* **WHAT TO DO**: The records that follow must be reproduced in full, exactly as written.

* **DATA LISTING**:

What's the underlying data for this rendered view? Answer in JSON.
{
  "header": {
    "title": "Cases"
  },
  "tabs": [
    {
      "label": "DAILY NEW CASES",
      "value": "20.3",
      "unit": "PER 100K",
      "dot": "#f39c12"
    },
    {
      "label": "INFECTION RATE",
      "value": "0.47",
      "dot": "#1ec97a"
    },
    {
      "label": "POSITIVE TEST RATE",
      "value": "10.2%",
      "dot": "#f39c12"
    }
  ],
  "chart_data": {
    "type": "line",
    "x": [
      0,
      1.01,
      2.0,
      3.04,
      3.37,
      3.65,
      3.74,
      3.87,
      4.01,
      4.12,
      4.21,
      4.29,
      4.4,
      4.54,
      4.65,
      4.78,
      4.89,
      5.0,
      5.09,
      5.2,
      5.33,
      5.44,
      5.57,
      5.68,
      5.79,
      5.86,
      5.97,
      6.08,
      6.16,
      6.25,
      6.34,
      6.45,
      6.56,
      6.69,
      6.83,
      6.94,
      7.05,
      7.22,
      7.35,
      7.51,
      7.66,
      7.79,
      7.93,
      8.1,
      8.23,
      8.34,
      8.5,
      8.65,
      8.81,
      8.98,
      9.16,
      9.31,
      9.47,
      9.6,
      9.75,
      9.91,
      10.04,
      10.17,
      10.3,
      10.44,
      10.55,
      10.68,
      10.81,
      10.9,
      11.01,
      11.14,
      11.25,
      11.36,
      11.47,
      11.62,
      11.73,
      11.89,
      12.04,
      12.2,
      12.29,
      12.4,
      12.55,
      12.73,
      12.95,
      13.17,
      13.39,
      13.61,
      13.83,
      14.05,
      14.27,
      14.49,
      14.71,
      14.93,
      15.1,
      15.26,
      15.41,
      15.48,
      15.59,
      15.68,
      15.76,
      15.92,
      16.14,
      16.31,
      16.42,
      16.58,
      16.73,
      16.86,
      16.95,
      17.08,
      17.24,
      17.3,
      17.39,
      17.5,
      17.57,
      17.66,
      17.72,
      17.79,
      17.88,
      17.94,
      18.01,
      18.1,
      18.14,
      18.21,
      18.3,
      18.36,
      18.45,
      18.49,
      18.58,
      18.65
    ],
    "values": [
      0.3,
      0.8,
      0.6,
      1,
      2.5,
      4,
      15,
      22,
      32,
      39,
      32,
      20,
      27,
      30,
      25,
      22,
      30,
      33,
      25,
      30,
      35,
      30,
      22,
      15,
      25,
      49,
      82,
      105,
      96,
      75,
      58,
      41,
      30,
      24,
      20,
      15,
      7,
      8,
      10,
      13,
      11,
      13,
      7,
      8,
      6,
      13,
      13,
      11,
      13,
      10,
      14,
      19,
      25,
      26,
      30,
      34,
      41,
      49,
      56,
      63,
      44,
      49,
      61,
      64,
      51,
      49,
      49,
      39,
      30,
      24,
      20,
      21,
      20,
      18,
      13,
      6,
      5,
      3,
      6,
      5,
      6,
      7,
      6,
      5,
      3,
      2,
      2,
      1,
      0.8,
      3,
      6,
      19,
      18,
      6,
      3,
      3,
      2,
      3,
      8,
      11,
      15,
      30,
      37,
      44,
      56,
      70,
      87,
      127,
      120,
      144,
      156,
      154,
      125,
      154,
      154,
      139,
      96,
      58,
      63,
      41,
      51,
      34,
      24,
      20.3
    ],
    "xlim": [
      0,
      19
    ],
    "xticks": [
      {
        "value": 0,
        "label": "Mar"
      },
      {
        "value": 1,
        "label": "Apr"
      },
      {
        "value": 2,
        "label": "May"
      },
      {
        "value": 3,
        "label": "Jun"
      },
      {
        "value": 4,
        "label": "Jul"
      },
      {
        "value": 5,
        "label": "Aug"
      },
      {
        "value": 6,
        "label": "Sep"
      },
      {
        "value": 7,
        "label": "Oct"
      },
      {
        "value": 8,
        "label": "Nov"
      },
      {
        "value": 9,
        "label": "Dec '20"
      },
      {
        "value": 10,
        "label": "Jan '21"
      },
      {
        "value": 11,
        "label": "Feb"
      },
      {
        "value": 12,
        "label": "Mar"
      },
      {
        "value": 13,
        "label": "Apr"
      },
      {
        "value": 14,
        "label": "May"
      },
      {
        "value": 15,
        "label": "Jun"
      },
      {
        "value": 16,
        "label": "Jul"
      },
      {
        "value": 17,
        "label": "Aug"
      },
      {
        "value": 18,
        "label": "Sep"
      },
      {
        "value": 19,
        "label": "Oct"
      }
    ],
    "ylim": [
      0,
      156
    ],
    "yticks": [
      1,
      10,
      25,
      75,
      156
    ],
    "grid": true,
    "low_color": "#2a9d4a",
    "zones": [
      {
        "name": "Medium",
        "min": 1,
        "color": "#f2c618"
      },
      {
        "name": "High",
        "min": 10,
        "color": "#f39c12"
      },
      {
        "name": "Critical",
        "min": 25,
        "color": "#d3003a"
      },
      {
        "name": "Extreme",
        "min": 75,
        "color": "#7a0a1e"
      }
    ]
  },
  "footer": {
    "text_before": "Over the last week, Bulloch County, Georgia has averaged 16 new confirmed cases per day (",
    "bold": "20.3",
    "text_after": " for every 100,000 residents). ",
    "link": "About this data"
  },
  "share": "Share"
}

* **TASK SOLUTION**:
What's the underlying data for this rendered view? Answer in JSON.
{
  "header": {
    "title": "Cases"
  },
  "tabs": [
    {
      "label": "DAILY NEW CASES",
      "value": "20.3",
      "unit": "PER 100K",
      "dot": "#f39c12"
    },
    {
      "label": "INFECTION RATE",
      "value": "0.47",
      "dot": "#1ec97a"
    },
    {
      "label": "POSITIVE TEST RATE",
      "value": "10.2%",
      "dot": "#f39c12"
    }
  ],
  "chart_data": {
    "type": "line",
    "x": [
      0,
      1.01,
      2.0,
      3.04,
      3.37,
      3.65,
      3.74,
      3.87,
      4.01,
      4.12,
      4.21,
      4.29,
      4.4,
      4.54,
      4.65,
      4.78,
      4.89,
      5.0,
      5.09,
      5.2,
      5.33,
      5.44,
      5.57,
      5.68,
      5.79,
      5.86,
      5.97,
      6.08,
      6.16,
      6.25,
      6.34,
      6.45,
      6.56,
      6.69,
      6.83,
      6.94,
      7.05,
      7.22,
      7.35,
      7.51,
      7.66,
      7.79,
      7.93,
      8.1,
      8.23,
      8.34,
      8.5,
      8.65,
      8.81,
      8.98,
      9.16,
      9.31,
      9.47,
      9.6,
      9.75,
      9.91,
      10.04,
      10.17,
      10.3,
      10.44,
      10.55,
      10.68,
      10.81,
      10.9,
      11.01,
      11.14,
      11.25,
      11.36,
      11.47,
      11.62,
      11.73,
      11.89,
      12.04,
      12.2,
      12.29,
      12.4,
      12.55,
      12.73,
      12.95,
      13.17,
      13.39,
      13.61,
      13.83,
      14.05,
      14.27,
      14.49,
      14.71,
      14.93,
      15.1,
      15.26,
      15.41,
      15.48,
      15.59,
      15.68,
      15.76,
      15.92,
      16.14,
      16.31,
      16.42,
      16.58,
      16.73,
      16.86,
      16.95,
      17.08,
      17.24,
      17.3,
      17.39,
      17.5,
      17.57,
      17.66,
      17.72,
      17.79,
      17.88,
      17.94,
      18.01,
      18.1,
      18.14,
      18.21,
      18.3,
      18.36,
      18.45,
      18.49,
      18.58,
      18.65
    ],
    "values": [
      0.3,
      0.8,
      0.6,
      1,
      2.5,
      4,
      15,
      22,
      32,
      39,
      32,
      20,
      27,
      30,
      25,
      22,
      30,
      33,
      25,
      30,
      35,
      30,
      22,
      15,
      25,
      49,
      82,
      105,
      96,
      75,
      58,
      41,
      30,
      24,
      20,
      15,
      7,
      8,
      10,
      13,
      11,
      13,
      7,
      8,
      6,
      13,
      13,
      11,
      13,
      10,
      14,
      19,
      25,
      26,
      30,
      34,
      41,
      49,
      56,
      63,
      44,
      49,
      61,
      64,
      51,
      49,
      49,
      39,
      30,
      24,
      20,
      21,
      20,
      18,
      13,
      6,
      5,
      3,
      6,
      5,
      6,
      7,
      6,
      5,
      3,
      2,
      2,
      1,
      0.8,
      3,
      6,
      19,
      18,
      6,
      3,
      3,
      2,
      3,
      8,
      11,
      15,
      30,
      37,
      44,
      56,
      70,
      87,
      127,
      120,
      144,
      156,
      154,
      125,
      154,
      154,
      139,
      96,
      58,
      63,
      41,
      51,
      34,
      24,
      20.3
    ],
    "xlim": [
      0,
      19
    ],
    "xticks": [
      {
        "value": 0,
        "label": "Mar"
      },
      {
        "value": 1,
        "label": "Apr"
      },
      {
        "value": 2,
        "label": "May"
      },
      {
        "value": 3,
        "label": "Jun"
      },
      {
        "value": 4,
        "label": "Jul"
      },
      {
        "value": 5,
        "label": "Aug"
      },
      {
        "value": 6,
        "label": "Sep"
      },
      {
        "value": 7,
        "label": "Oct"
      },
      {
        "value": 8,
        "label": "Nov"
      },
      {
        "value": 9,
        "label": "Dec '20"
      },
      {
        "value": 10,
        "label": "Jan '21"
      },
      {
        "value": 11,
        "label": "Feb"
      },
      {
        "value": 12,
        "label": "Mar"
      },
      {
        "value": 13,
        "label": "Apr"
      },
      {
        "value": 14,
        "label": "May"
      },
      {
        "value": 15,
        "label": "Jun"
      },
      {
        "value": 16,
        "label": "Jul"
      },
      {
        "value": 17,
        "label": "Aug"
      },
      {
        "value": 18,
        "label": "Sep"
      },
      {
        "value": 19,
        "label": "Oct"
      }
    ],
    "ylim": [
      0,
      156
    ],
    "yticks": [
      1,
      10,
      25,
      75,
      156
    ],
    "grid": true,
    "low_color": "#2a9d4a",
    "zones": [
      {
        "name": "Medium",
        "min": 1,
        "color": "#f2c618"
      },
      {
        "name": "High",
        "min": 10,
        "color": "#f39c12"
      },
      {
        "name": "Critical",
        "min": 25,
        "color": "#d3003a"
      },
      {
        "name": "Extreme",
        "min": 75,
        "color": "#7a0a1e"
      }
    ]
  },
  "footer": {
    "text_before": "Over the last week, Bulloch County, Georgia has averaged 16 new confirmed cases per day (",
    "bold": "20.3",
    "text_after": " for every 100,000 residents). ",
    "link": "About this data"
  },
  "share": "Share"
}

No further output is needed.